Wherever the word "riproduzione" appears in a line, extract that line.

Records contained in a dataset

------

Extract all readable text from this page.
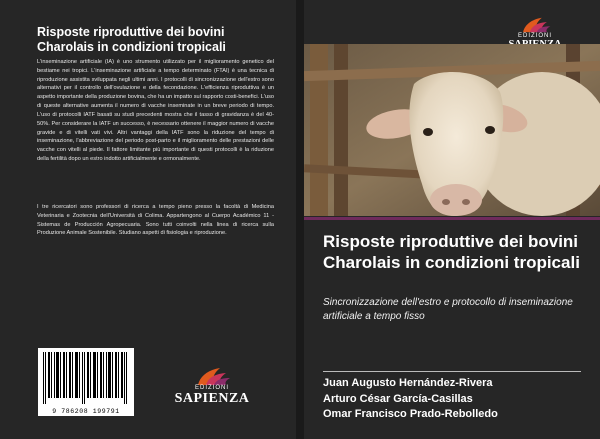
Risposte riproduttive dei bovini Charolais in condizioni tropicali

L'inseminazione artificiale (IA) è uno strumento utilizzato per il miglioramento genetico del bestiame nei tropici. L'inseminazione artificiale a tempo determinato (FTAI) è una tecnica di riproduzione assistita sviluppata negli ultimi anni. I protocolli di sincronizzazione dell'estro sono alternativi per il controllo dell'ovulazione e della fecondazione. L'efficienza riproduttiva è un aspetto importante della produzione bovina, che ha un impatto sul rapporto costi-benefici. L'uso di queste alternative aumenta il numero di vacche inseminate in un breve periodo di tempo. L'uso di protocolli IATF basati su studi precedenti mostra che il tasso di gravidanza è del 40-50%. Per considerare la IATF un successo, è necessario ottenere il maggior numero di vacche gravide e di vitelli vati vivi. Altri vantaggi della IATF sono la riduzione del tempo di inseminazione, l'abbreviazione del periodo post-parto e il miglioramento delle prestazioni delle vacche con vitelli al piede. Il fattore limitante più importante di questi protocolli è la riduzione della fertilità dopo un estro indotto artificialmente e ormonalmente.

I tre ricercatori sono professori di ricerca a tempo pieno presso la facoltà di Medicina Veterinaria e Zootecnia dell'Università di Colima. Appartengono al Cuerpo Académico 11 - Sistemas de Producción Agropecuaria. Sono tutti coinvolti nella linea di ricerca sulla Produzione Animale Sostenibile. Studiano aspetti di fisiologia e riproduzione.

9 786208 199791
EDIZIONI
SAPIENZA
EDIZIONI
Risposte riproduttive dei bovini Charolais in condizioni tropicali

Sincronizzazione dell'estro e protocollo di inseminazione artificiale a tempo fisso

Juan Augusto Hernández-Rivera
Arturo César García-Casillas
Omar Francisco Prado-Rebolledo
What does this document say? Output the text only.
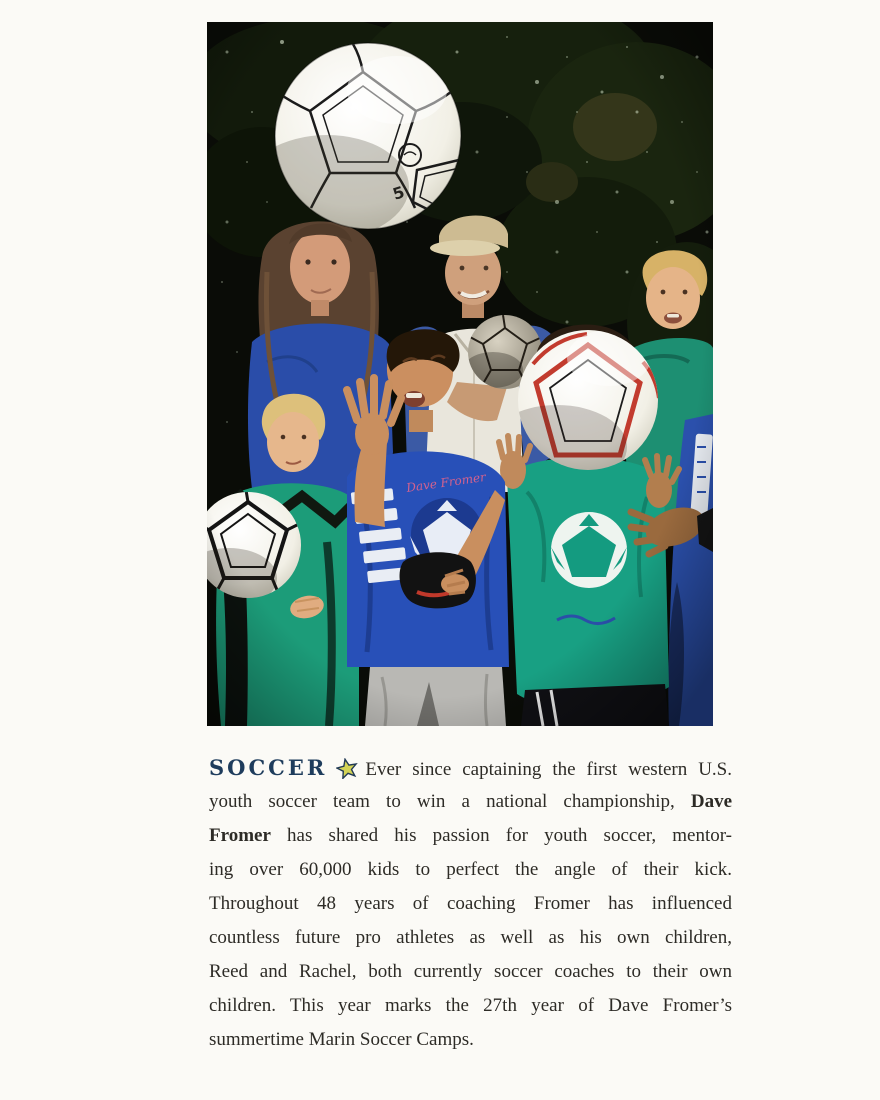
SOCCER Ever since captaining the first western U.S.
youth soccer team to win a national championship, Dave
Fromer has shared his passion for youth soccer, mentor-
ing over 60,000 kids to perfect the angle of their kick.
Throughout 48 years of coaching Fromer has influenced
countless future pro athletes as well as his own children,
Reed and Rachel, both currently soccer coaches to their own
children. This year marks the 27th year of Dave Fromer’s
summertime Marin Soccer Camps.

------

ANSWER FOR THE TASK:
L'inseminazione artificiale (IA) è uno strumento utilizzato per il miglioramento genetico del bestiame nei tropici. L'inseminazione artificiale a tempo determinato (FTAI) è una tecnica di riproduzione assistita sviluppata negli ultimi anni. I protocolli di sincronizzazione dell'estro sono alternativi per il controllo dell'ovulazione e della fecondazione. L'efficienza riproduttiva è un aspetto importante della produzione bovina, che ha un impatto sul rapporto costi-benefici. L'uso di queste alternative aumenta il numero di vacche inseminate in un breve periodo di tempo. L'uso di protocolli IATF basati su studi precedenti mostra che il tasso di gravidanza è del 40-50%. Per considerare la IATF un successo, è necessario ottenere il maggior numero di vacche gravide e di vitelli vati vivi. Altri vantaggi della IATF sono la riduzione del tempo di inseminazione, l'abbreviazione del periodo post-parto e il miglioramento delle prestazioni delle vacche con vitelli al piede. Il fattore limitante più importante di questi protocolli è la riduzione della fertilità dopo un estro indotto artificialmente e ormonalmente.
I tre ricercatori sono professori di ricerca a tempo pieno presso la facoltà di Medicina Veterinaria e Zootecnia dell'Università di Colima. Appartengono al Cuerpo Académico 11 - Sistemas de Producción Agropecuaria. Sono tutti coinvolti nella linea di ricerca sulla Produzione Animale Sostenibile. Studiano aspetti di fisiologia e riproduzione.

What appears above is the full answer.